## Short problem
Copy out each line of the material below with no changes.

## Data provided
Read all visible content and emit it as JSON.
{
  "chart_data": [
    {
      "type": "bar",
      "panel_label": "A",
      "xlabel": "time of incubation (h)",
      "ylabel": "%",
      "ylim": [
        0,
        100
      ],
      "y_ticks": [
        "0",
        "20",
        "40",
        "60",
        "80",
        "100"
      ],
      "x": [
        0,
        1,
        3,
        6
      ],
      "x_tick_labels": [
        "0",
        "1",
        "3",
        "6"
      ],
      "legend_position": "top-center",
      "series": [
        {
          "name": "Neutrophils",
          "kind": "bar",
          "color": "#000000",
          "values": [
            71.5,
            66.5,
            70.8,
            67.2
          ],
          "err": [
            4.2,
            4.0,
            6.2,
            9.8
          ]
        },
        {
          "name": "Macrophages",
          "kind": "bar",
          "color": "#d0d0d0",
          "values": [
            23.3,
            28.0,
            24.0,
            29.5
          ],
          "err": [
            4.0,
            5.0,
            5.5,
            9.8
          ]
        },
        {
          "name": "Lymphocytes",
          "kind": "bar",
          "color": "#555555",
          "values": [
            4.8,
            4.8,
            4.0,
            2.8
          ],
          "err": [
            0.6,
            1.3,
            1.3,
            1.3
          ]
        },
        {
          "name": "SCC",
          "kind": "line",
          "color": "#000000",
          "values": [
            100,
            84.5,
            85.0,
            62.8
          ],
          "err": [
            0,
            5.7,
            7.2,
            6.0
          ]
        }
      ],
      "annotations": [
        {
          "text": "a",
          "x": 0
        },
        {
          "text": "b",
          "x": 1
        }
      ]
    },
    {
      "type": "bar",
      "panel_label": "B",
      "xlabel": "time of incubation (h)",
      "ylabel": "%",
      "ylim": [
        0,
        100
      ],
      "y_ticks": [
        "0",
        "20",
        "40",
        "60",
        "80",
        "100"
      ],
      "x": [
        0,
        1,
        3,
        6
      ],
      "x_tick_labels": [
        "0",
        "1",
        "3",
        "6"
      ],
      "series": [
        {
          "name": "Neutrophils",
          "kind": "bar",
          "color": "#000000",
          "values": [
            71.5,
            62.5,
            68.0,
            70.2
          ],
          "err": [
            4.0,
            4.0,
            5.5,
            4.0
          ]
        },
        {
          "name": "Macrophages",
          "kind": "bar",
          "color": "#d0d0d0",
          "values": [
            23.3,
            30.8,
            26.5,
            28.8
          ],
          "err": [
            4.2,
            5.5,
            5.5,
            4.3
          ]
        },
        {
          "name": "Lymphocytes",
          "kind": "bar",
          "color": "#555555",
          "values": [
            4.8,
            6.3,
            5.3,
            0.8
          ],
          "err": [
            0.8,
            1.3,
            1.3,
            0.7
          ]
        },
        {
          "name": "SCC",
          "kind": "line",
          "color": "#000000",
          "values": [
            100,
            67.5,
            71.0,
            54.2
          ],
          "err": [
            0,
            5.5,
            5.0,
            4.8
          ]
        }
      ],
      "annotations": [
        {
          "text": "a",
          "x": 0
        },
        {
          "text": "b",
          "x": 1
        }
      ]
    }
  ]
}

## Answer for the task
Read all visible content and emit it as JSON.
{
  "chart_data": [
    {
      "type": "bar",
      "panel_label": "A",
      "xlabel": "time of incubation (h)",
      "ylabel": "%",
      "ylim": [
        0,
        100
      ],
      "y_ticks": [
        "0",
        "20",
        "40",
        "60",
        "80",
        "100"
      ],
      "x": [
        0,
        1,
        3,
        6
      ],
      "x_tick_labels": [
        "0",
        "1",
        "3",
        "6"
      ],
      "legend_position": "top-center",
      "series": [
        {
          "name": "Neutrophils",
          "kind": "bar",
          "color": "#000000",
          "values": [
            71.5,
            66.5,
            70.8,
            67.2
          ],
          "err": [
            4.2,
            4.0,
            6.2,
            9.8
          ]
        },
        {
          "name": "Macrophages",
          "kind": "bar",
          "color": "#d0d0d0",
          "values": [
            23.3,
            28.0,
            24.0,
            29.5
          ],
          "err": [
            4.0,
            5.0,
            5.5,
            9.8
          ]
        },
        {
          "name": "Lymphocytes",
          "kind": "bar",
          "color": "#555555",
          "values": [
            4.8,
            4.8,
            4.0,
            2.8
          ],
          "err": [
            0.6,
            1.3,
            1.3,
            1.3
          ]
        },
        {
          "name": "SCC",
          "kind": "line",
          "color": "#000000",
          "values": [
            100,
            84.5,
            85.0,
            62.8
          ],
          "err": [
            0,
            5.7,
            7.2,
            6.0
          ]
        }
      ],
      "annotations": [
        {
          "text": "a",
          "x": 0
        },
        {
          "text": "b",
          "x": 1
        }
      ]
    },
    {
      "type": "bar",
      "panel_label": "B",
      "xlabel": "time of incubation (h)",
      "ylabel": "%",
      "ylim": [
        0,
        100
      ],
      "y_ticks": [
        "0",
        "20",
        "40",
        "60",
        "80",
        "100"
      ],
      "x": [
        0,
        1,
        3,
        6
      ],
      "x_tick_labels": [
        "0",
        "1",
        "3",
        "6"
      ],
      "series": [
        {
          "name": "Neutrophils",
          "kind": "bar",
          "color": "#000000",
          "values": [
            71.5,
            62.5,
            68.0,
            70.2
          ],
          "err": [
            4.0,
            4.0,
            5.5,
            4.0
          ]
        },
        {
          "name": "Macrophages",
          "kind": "bar",
          "color": "#d0d0d0",
          "values": [
            23.3,
            30.8,
            26.5,
            28.8
          ],
          "err": [
            4.2,
            5.5,
            5.5,
            4.3
          ]
        },
        {
          "name": "Lymphocytes",
          "kind": "bar",
          "color": "#555555",
          "values": [
            4.8,
            6.3,
            5.3,
            0.8
          ],
          "err": [
            0.8,
            1.3,
            1.3,
            0.7
          ]
        },
        {
          "name": "SCC",
          "kind": "line",
          "color": "#000000",
          "values": [
            100,
            67.5,
            71.0,
            54.2
          ],
          "err": [
            0,
            5.5,
            5.0,
            4.8
          ]
        }
      ],
      "annotations": [
        {
          "text": "a",
          "x": 0
        },
        {
          "text": "b",
          "x": 1
        }
      ]
    }
  ]
}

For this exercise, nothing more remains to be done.